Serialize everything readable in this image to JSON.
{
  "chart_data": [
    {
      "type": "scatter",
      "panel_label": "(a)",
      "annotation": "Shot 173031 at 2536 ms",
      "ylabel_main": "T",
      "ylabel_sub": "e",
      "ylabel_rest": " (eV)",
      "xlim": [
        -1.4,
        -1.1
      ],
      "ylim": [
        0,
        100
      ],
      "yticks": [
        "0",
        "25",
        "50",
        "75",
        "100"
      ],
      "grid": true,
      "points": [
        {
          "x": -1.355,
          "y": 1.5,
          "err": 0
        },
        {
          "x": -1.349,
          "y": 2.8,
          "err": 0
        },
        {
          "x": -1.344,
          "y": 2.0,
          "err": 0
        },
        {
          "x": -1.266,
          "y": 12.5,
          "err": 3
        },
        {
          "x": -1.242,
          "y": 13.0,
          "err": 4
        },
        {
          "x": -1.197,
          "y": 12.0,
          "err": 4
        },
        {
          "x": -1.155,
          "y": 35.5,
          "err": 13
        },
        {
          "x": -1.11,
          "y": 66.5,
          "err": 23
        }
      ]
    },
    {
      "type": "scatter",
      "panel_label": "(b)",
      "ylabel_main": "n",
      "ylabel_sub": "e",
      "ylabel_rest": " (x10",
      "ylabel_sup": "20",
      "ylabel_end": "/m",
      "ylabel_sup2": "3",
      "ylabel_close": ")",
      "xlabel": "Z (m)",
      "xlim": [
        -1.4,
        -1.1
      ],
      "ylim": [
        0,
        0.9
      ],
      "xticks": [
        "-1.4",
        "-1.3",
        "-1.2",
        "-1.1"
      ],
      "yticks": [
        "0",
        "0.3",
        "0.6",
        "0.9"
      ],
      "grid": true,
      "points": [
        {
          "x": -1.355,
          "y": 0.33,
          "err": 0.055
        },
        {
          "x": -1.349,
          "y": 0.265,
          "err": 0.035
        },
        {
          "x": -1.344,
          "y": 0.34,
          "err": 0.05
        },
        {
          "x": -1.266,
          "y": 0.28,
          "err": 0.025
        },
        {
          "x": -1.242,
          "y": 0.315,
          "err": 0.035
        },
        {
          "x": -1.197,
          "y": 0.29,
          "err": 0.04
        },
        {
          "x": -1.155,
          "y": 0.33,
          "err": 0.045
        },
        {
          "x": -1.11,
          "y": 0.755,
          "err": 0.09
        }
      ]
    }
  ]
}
▬▬▬
◆ The exercise
Retype the entries one by one, exactly.

◆ Result of the task
Serialize everything readable in this image to JSON.
{
  "chart_data": [
    {
      "type": "scatter",
      "panel_label": "(a)",
      "annotation": "Shot 173031 at 2536 ms",
      "ylabel_main": "T",
      "ylabel_sub": "e",
      "ylabel_rest": " (eV)",
      "xlim": [
        -1.4,
        -1.1
      ],
      "ylim": [
        0,
        100
      ],
      "yticks": [
        "0",
        "25",
        "50",
        "75",
        "100"
      ],
      "grid": true,
      "points": [
        {
          "x": -1.355,
          "y": 1.5,
          "err": 0
        },
        {
          "x": -1.349,
          "y": 2.8,
          "err": 0
        },
        {
          "x": -1.344,
          "y": 2.0,
          "err": 0
        },
        {
          "x": -1.266,
          "y": 12.5,
          "err": 3
        },
        {
          "x": -1.242,
          "y": 13.0,
          "err": 4
        },
        {
          "x": -1.197,
          "y": 12.0,
          "err": 4
        },
        {
          "x": -1.155,
          "y": 35.5,
          "err": 13
        },
        {
          "x": -1.11,
          "y": 66.5,
          "err": 23
        }
      ]
    },
    {
      "type": "scatter",
      "panel_label": "(b)",
      "ylabel_main": "n",
      "ylabel_sub": "e",
      "ylabel_rest": " (x10",
      "ylabel_sup": "20",
      "ylabel_end": "/m",
      "ylabel_sup2": "3",
      "ylabel_close": ")",
      "xlabel": "Z (m)",
      "xlim": [
        -1.4,
        -1.1
      ],
      "ylim": [
        0,
        0.9
      ],
      "xticks": [
        "-1.4",
        "-1.3",
        "-1.2",
        "-1.1"
      ],
      "yticks": [
        "0",
        "0.3",
        "0.6",
        "0.9"
      ],
      "grid": true,
      "points": [
        {
          "x": -1.355,
          "y": 0.33,
          "err": 0.055
        },
        {
          "x": -1.349,
          "y": 0.265,
          "err": 0.035
        },
        {
          "x": -1.344,
          "y": 0.34,
          "err": 0.05
        },
        {
          "x": -1.266,
          "y": 0.28,
          "err": 0.025
        },
        {
          "x": -1.242,
          "y": 0.315,
          "err": 0.035
        },
        {
          "x": -1.197,
          "y": 0.29,
          "err": 0.04
        },
        {
          "x": -1.155,
          "y": 0.33,
          "err": 0.045
        },
        {
          "x": -1.11,
          "y": 0.755,
          "err": 0.09
        }
      ]
    }
  ]
}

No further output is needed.